Select and reproduce each line of the listing below that bears the string "windows".

═══

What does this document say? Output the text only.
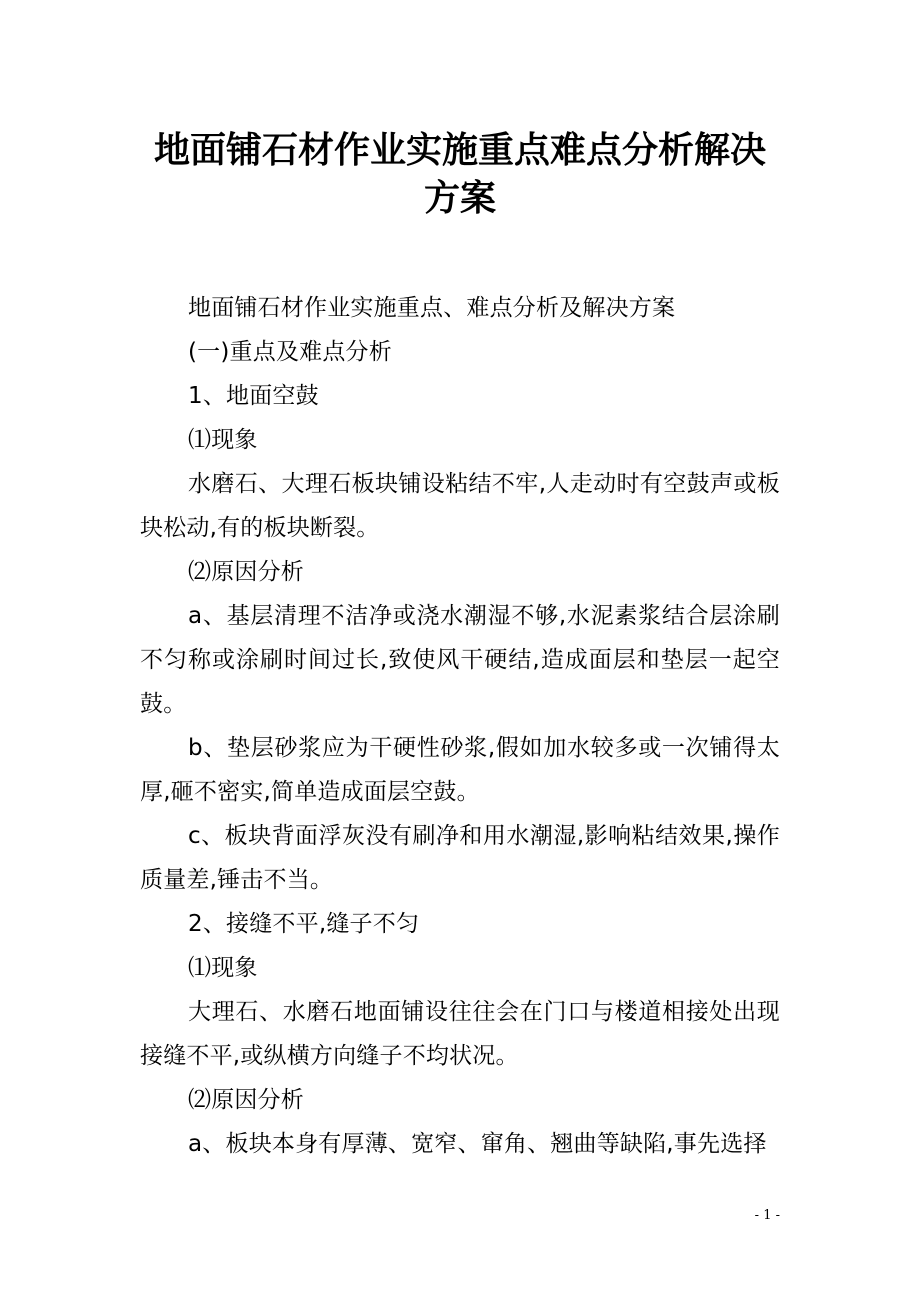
地面铺石材作业实施重点难点分析解决方案

地面铺石材作业实施重点、难点分析及解决方案

(一)重点及难点分析

1、地面空鼓

⑴现象

水磨石、大理石板块铺设粘结不牢,人走动时有空鼓声或板块松动,有的板块断裂。

⑵原因分析

a、基层清理不洁净或浇水潮湿不够,水泥素浆结合层涂刷不匀称或涂刷时间过长,致使风干硬结,造成面层和垫层一起空鼓。

b、垫层砂浆应为干硬性砂浆,假如加水较多或一次铺得太厚,砸不密实,简单造成面层空鼓。

c、板块背面浮灰没有刷净和用水潮湿,影响粘结效果,操作质量差,锤击不当。

2、接缝不平,缝子不匀

⑴现象

大理石、水磨石地面铺设往往会在门口与楼道相接处出现接缝不平,或纵横方向缝子不均状况。

⑵原因分析

a、板块本身有厚薄、宽窄、窜角、翘曲等缺陷,事先选择

- 1 -
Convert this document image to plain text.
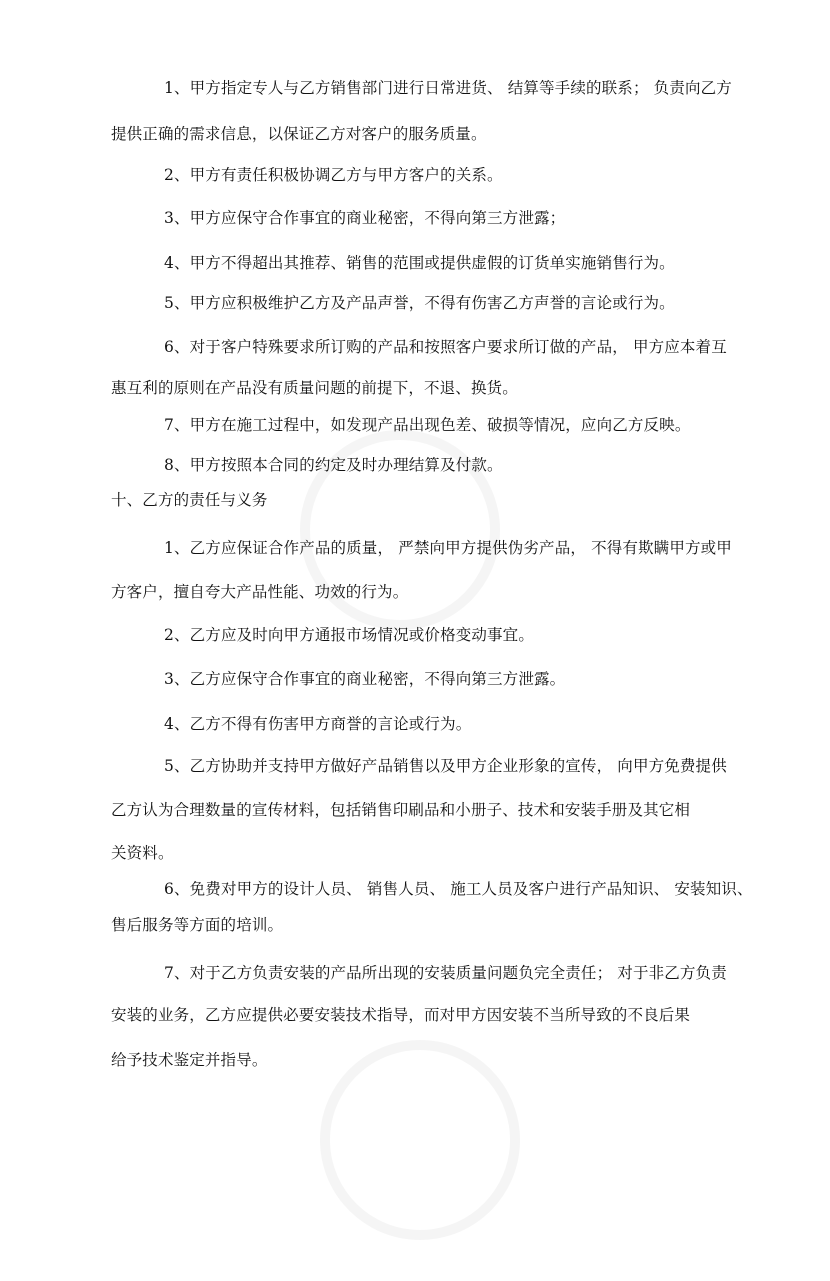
1、甲方指定专人与乙方销售部门进行日常进货、 结算等手续的联系； 负责向乙方

提供正确的需求信息，以保证乙方对客户的服务质量。

2、甲方有责任积极协调乙方与甲方客户的关系。

3、甲方应保守合作事宜的商业秘密，不得向第三方泄露；

4、甲方不得超出其推荐、销售的范围或提供虚假的订货单实施销售行为。

5、甲方应积极维护乙方及产品声誉，不得有伤害乙方声誉的言论或行为。

6、对于客户特殊要求所订购的产品和按照客户要求所订做的产品， 甲方应本着互

惠互利的原则在产品没有质量问题的前提下，不退、换货。

7、甲方在施工过程中，如发现产品出现色差、破损等情况，应向乙方反映。

8、甲方按照本合同的约定及时办理结算及付款。

十、乙方的责任与义务

1、乙方应保证合作产品的质量， 严禁向甲方提供伪劣产品， 不得有欺瞒甲方或甲

方客户，擅自夸大产品性能、功效的行为。

2、乙方应及时向甲方通报市场情况或价格变动事宜。

3、乙方应保守合作事宜的商业秘密，不得向第三方泄露。

4、乙方不得有伤害甲方商誉的言论或行为。

5、乙方协助并支持甲方做好产品销售以及甲方企业形象的宣传， 向甲方免费提供

乙方认为合理数量的宣传材料，包括销售印刷品和小册子、技术和安装手册及其它相

关资料。

6、免费对甲方的设计人员、 销售人员、 施工人员及客户进行产品知识、 安装知识、

售后服务等方面的培训。

7、对于乙方负责安装的产品所出现的安装质量问题负完全责任； 对于非乙方负责

安装的业务，乙方应提供必要安装技术指导，而对甲方因安装不当所导致的不良后果

给予技术鉴定并指导。
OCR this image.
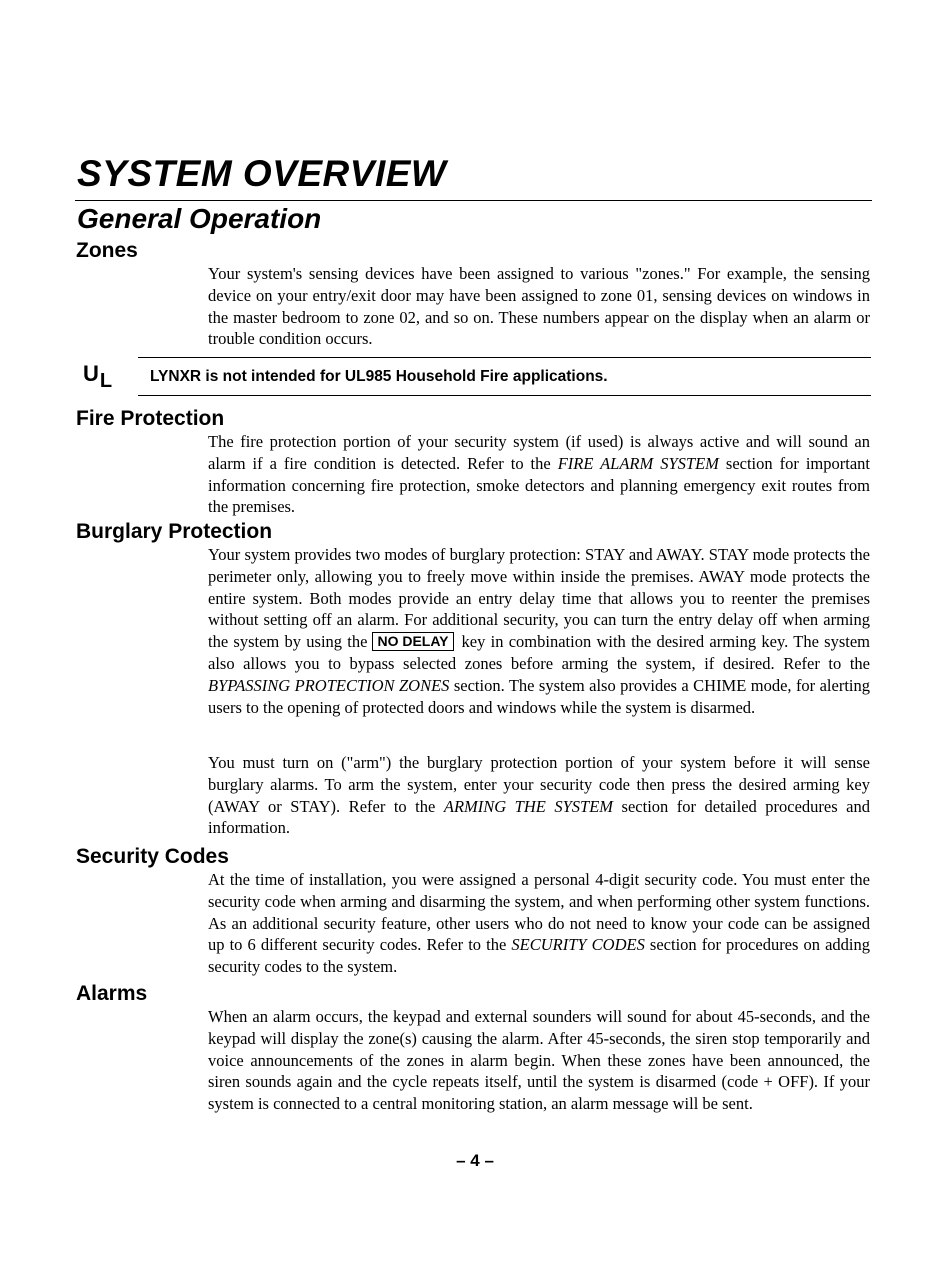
SYSTEM OVERVIEW
General Operation
Zones

Your system's sensing devices have been assigned to various "zones." For example, the sensing device on your entry/exit door may have been assigned to zone 01, sensing devices on windows in the master bedroom to zone 02, and so on. These numbers appear on the display when an alarm or trouble condition occurs.

UL LYNXR is not intended for UL985 Household Fire applications.

Fire Protection

The fire protection portion of your security system (if used) is always active and will sound an alarm if a fire condition is detected. Refer to the FIRE ALARM SYSTEM section for important information concerning fire protection, smoke detectors and planning emergency exit routes from the premises.

Burglary Protection

Your system provides two modes of burglary protection: STAY and AWAY. STAY mode protects the perimeter only, allowing you to freely move within inside the premises. AWAY mode protects the entire system. Both modes provide an entry delay time that allows you to reenter the premises without setting off an alarm. For additional security, you can turn the entry delay off when arming the system by using the NO DELAY key in combination with the desired arming key. The system also allows you to bypass selected zones before arming the system, if desired. Refer to the BYPASSING PROTECTION ZONES section. The system also provides a CHIME mode, for alerting users to the opening of protected doors and windows while the system is disarmed.

You must turn on ("arm") the burglary protection portion of your system before it will sense burglary alarms. To arm the system, enter your security code then press the desired arming key (AWAY or STAY). Refer to the ARMING THE SYSTEM section for detailed procedures and information.

Security Codes

At the time of installation, you were assigned a personal 4-digit security code. You must enter the security code when arming and disarming the system, and when performing other system functions. As an additional security feature, other users who do not need to know your code can be assigned up to 6 different security codes. Refer to the SECURITY CODES section for procedures on adding security codes to the system.

Alarms

When an alarm occurs, the keypad and external sounders will sound for about 45-seconds, and the keypad will display the zone(s) causing the alarm. After 45-seconds, the siren stop temporarily and voice announcements of the zones in alarm begin. When these zones have been announced, the siren sounds again and the cycle repeats itself, until the system is disarmed (code + OFF). If your system is connected to a central monitoring station, an alarm message will be sent.

– 4 –
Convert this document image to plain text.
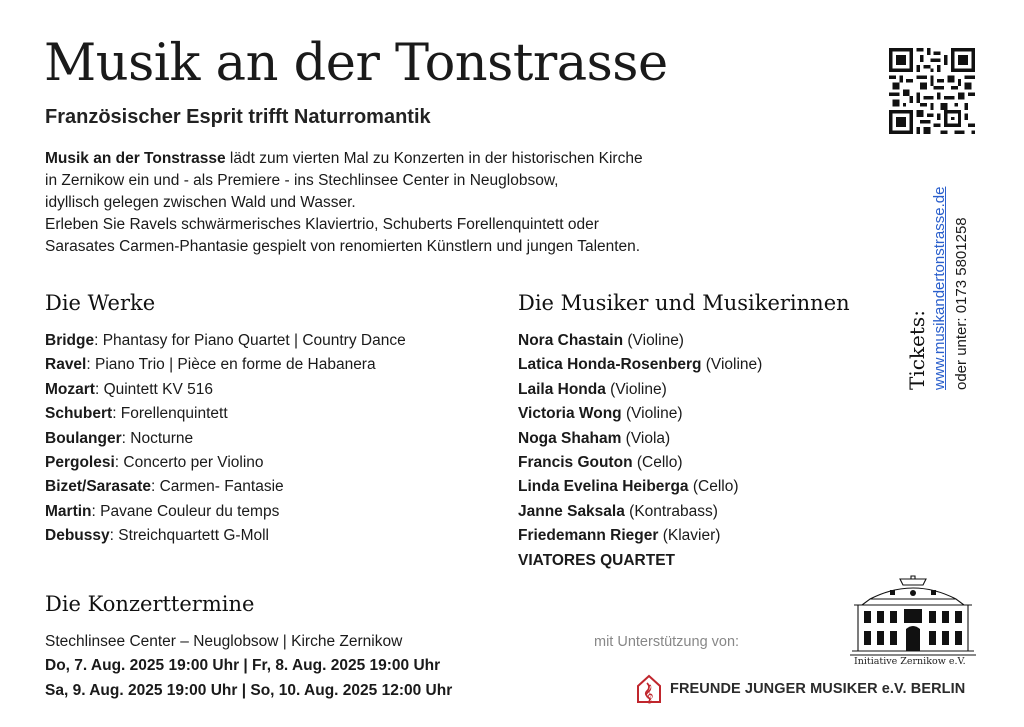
Musik an der Tonstrasse
Französischer Esprit trifft Naturromantik

Musik an der Tonstrasse lädt zum vierten Mal zu Konzerten in der historischen Kirche

in Zernikow ein und - als Premiere - ins Stechlinsee Center in Neuglobsow,

idyllisch gelegen zwischen Wald und Wasser.

Erleben Sie Ravels schwärmerisches Klaviertrio, Schuberts Forellenquintett oder

Sarasates Carmen-Phantasie gespielt von renomierten Künstlern und jungen Talenten.

Die Werke
Bridge: Phantasy for Piano Quartet | Country Dance
Ravel: Piano Trio | Pièce en forme de Habanera
Mozart: Quintett KV 516
Schubert: Forellenquintett
Boulanger: Nocturne
Pergolesi: Concerto per Violino
Bizet/Sarasate: Carmen- Fantasie
Martin: Pavane Couleur du temps
Debussy: Streichquartett G-Moll
Die Musiker und Musikerinnen
Nora Chastain (Violine)
Latica Honda-Rosenberg (Violine)
Laila Honda (Violine)
Victoria Wong (Violine)
Noga Shaham (Viola)
Francis Gouton (Cello)
Linda Evelina Heiberga (Cello)
Janne Saksala (Kontrabass)
Friedemann Rieger (Klavier)
VIATORES QUARTET
Die Konzerttermine
Stechlinsee Center – Neuglobsow | Kirche Zernikow
Do, 7. Aug. 2025 19:00 Uhr | Fr, 8. Aug. 2025 19:00 Uhr
Sa, 9. Aug. 2025 19:00 Uhr | So, 10. Aug. 2025 12:00 Uhr
Tickets: www.musikandertonstrasse.de oder unter: 0173 5801258
mit Unterstützung von:
Initiative Zernikow e.V.
𝄞 FREUNDE JUNGER MUSIKER e.V. BERLIN
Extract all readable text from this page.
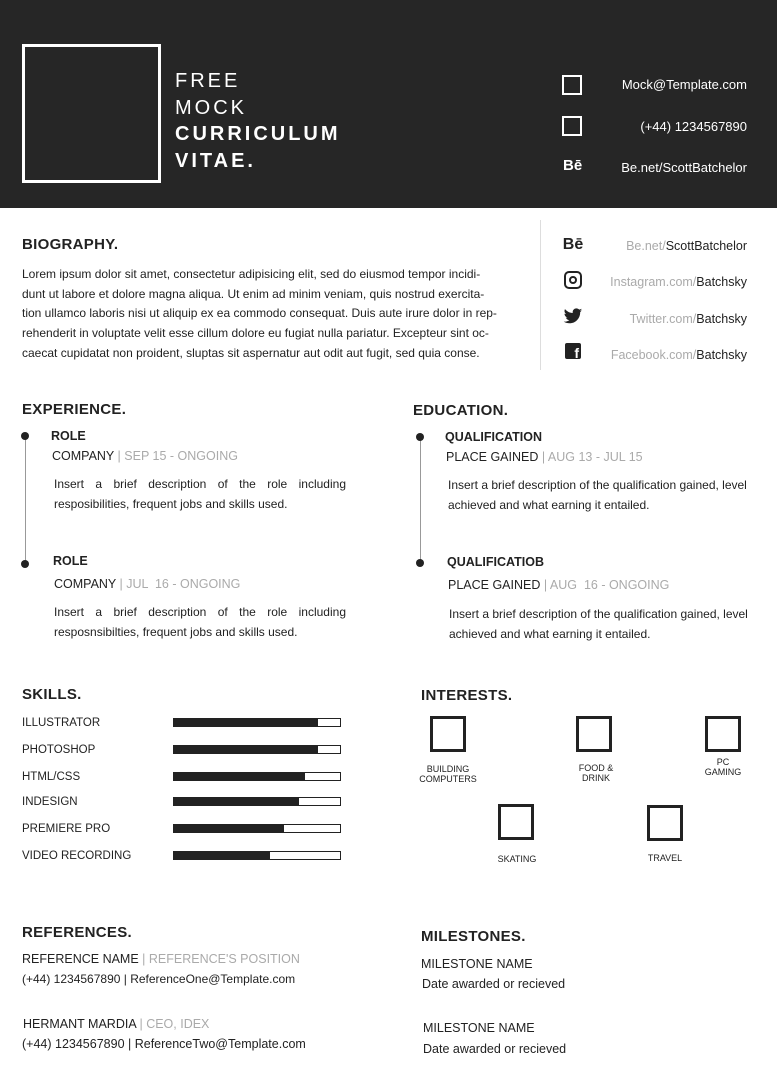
FREE
MOCK
CURRICULUM
VITAE.
Mock@Template.com
(+44) 1234567890
Bē	Be.net/ScottBatchelor
BIOGRAPHY.
Lorem ipsum dolor sit amet, consectetur adipisicing elit, sed do eiusmod tempor incidi-
dunt ut labore et dolore magna aliqua. Ut enim ad minim veniam, quis nostrud exercita-
tion ullamco laboris nisi ut aliquip ex ea commodo consequat. Duis aute irure dolor in rep-
rehenderit in voluptate velit esse cillum dolore eu fugiat nulla pariatur. Excepteur sint oc-
caecat cupidatat non proident, sluptas sit aspernatur aut odit aut fugit, sed quia conse.
Bē	Be.net/ScottBatchelor
Instagram.com/Batchsky
Twitter.com/Batchsky
f	Facebook.com/Batchsky
EXPERIENCE.
ROLE
COMPANY | SEP 15 - ONGOING
Insert a brief description of the role including
resposibilities, frequent jobs and skills used.
ROLE
COMPANY | JUL  16 - ONGOING
Insert a brief description of the role including
resposnsibilties, frequent jobs and skills used.
EDUCATION.
QUALIFICATION
PLACE GAINED | AUG 13 - JUL 15
Insert a brief description of the qualification gained, level
achieved and what earning it entailed.
QUALIFICATIOB
PLACE GAINED | AUG  16 - ONGOING
Insert a brief description of the qualification gained, level
achieved and what earning it entailed.
SKILLS.
ILLUSTRATOR
PHOTOSHOP
HTML/CSS
INDESIGN
PREMIERE PRO
VIDEO RECORDING
INTERESTS.
BUILDING
COMPUTERS
FOOD &
DRINK
PC
GAMING
SKATING	TRAVEL
REFERENCES.
REFERENCE NAME | REFERENCE'S POSITION
(+44) 1234567890 | ReferenceOne@Template.com
HERMANT MARDIA | CEO, IDEX
(+44) 1234567890 | ReferenceTwo@Template.com
MILESTONES.
MILESTONE NAME
Date awarded or recieved
MILESTONE NAME
Date awarded or recieved
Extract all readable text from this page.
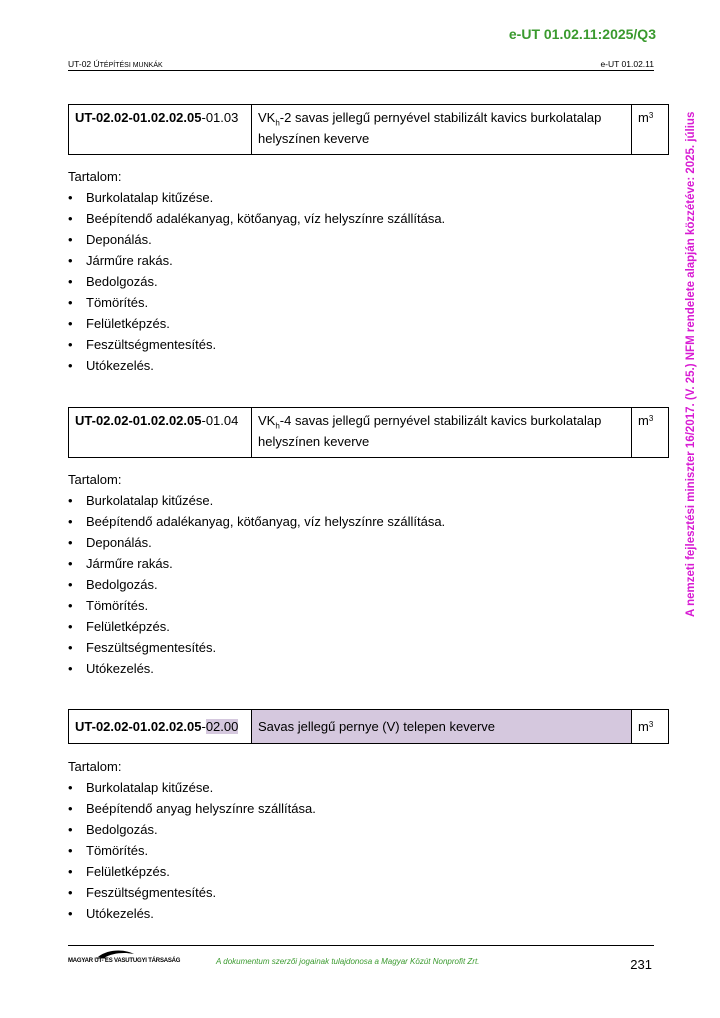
e-UT 01.02.11:2025/Q3
UT-02 ÚTÉPÍTÉSI MUNKÁK	e-UT 01.02.11
A nemzeti fejlesztési miniszter 16/2017. (V. 25.) NFM rendelete alapján közzétéve: 2025. július
UT-02.02-01.02.02.05-01.03	$VK_h-2$ savas jellegű pernyével stabilizált kavics burkolatalap helyszínen keverve	$m^3$
Tartalom:
•	Burkolatalap kitűzése.
•	Beépítendő adalékanyag, kötőanyag, víz helyszínre szállítása.
•	Deponálás.
•	Járműre rakás.
•	Bedolgozás.
•	Tömörítés.
•	Felületképzés.
•	Feszültségmentesítés.
•	Utókezelés.
UT-02.02-01.02.02.05-01.04	$VK_h-4$ savas jellegű pernyével stabilizált kavics burkolatalap helyszínen keverve	$m^3$
Tartalom:
•	Burkolatalap kitűzése.
•	Beépítendő adalékanyag, kötőanyag, víz helyszínre szállítása.
•	Deponálás.
•	Járműre rakás.
•	Bedolgozás.
•	Tömörítés.
•	Felületképzés.
•	Feszültségmentesítés.
•	Utókezelés.
UT-02.02-01.02.02.05-02.00	Savas jellegű pernye (V) telepen keverve	$m^3$
Tartalom:
•	Burkolatalap kitűzése.
•	Beépítendő anyag helyszínre szállítása.
•	Bedolgozás.
•	Tömörítés.
•	Felületképzés.
•	Feszültségmentesítés.
•	Utókezelés.
MAGYAR UT- ES VASUTUGYI TÁRSASÁG	A dokumentum szerzői jogainak tulajdonosa a Magyar Közút Nonprofit Zrt.	231
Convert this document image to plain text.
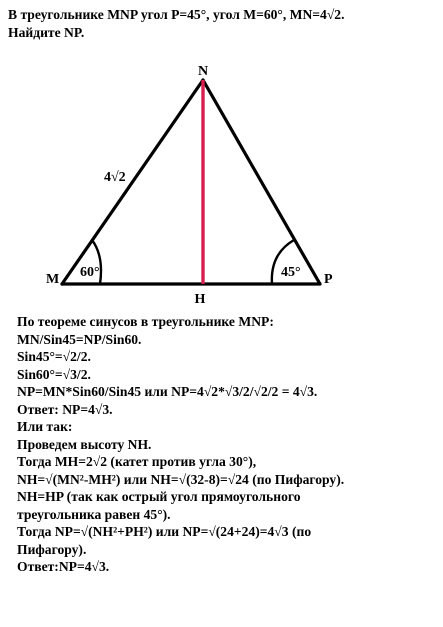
В треугольнике MNP угол P=45°, угол M=60°, MN=4√2.
Найдите NP.
N
M	P
H
4√2
60°	45°
По теореме синусов в треугольнике MNP:
MN/Sin45=NP/Sin60.
Sin45°=√2/2.
Sin60°=√3/2.
NP=MN*Sin60/Sin45 или NP=4√2*√3/2/√2/2 = 4√3.
Ответ: NP=4√3.
Или так:
Проведем высоту NH.
Тогда MH=2√2 (катет против угла 30°),
NH=√(MN²-MH²) или NH=√(32-8)=√24 (по Пифагору).
NH=HP (так как острый угол прямоугольного
треугольника равен 45°).
Тогда NP=√(NH²+PH²) или NP=√(24+24)=4√3 (по
Пифагору).
Ответ:NP=4√3.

═══

> _Final result_:
Your system's sensing devices have been assigned to various "zones." For example, the sensing device on your entry/exit door may have been assigned to zone 01, sensing devices on windows in the master bedroom to zone 02, and so on. These numbers appear on the display when an alarm or trouble condition occurs.
Your system provides two modes of burglary protection: STAY and AWAY. STAY mode protects the perimeter only, allowing you to freely move within inside the premises. AWAY mode protects the entire system. Both modes provide an entry delay time that allows you to reenter the premises without setting off an alarm. For additional security, you can turn the entry delay off when arming the system by using the NO DELAY key in combination with the desired arming key. The system also allows you to bypass selected zones before arming the system, if desired. Refer to the BYPASSING PROTECTION ZONES section. The system also provides a CHIME mode, for alerting users to the opening of protected doors and windows while the system is disarmed.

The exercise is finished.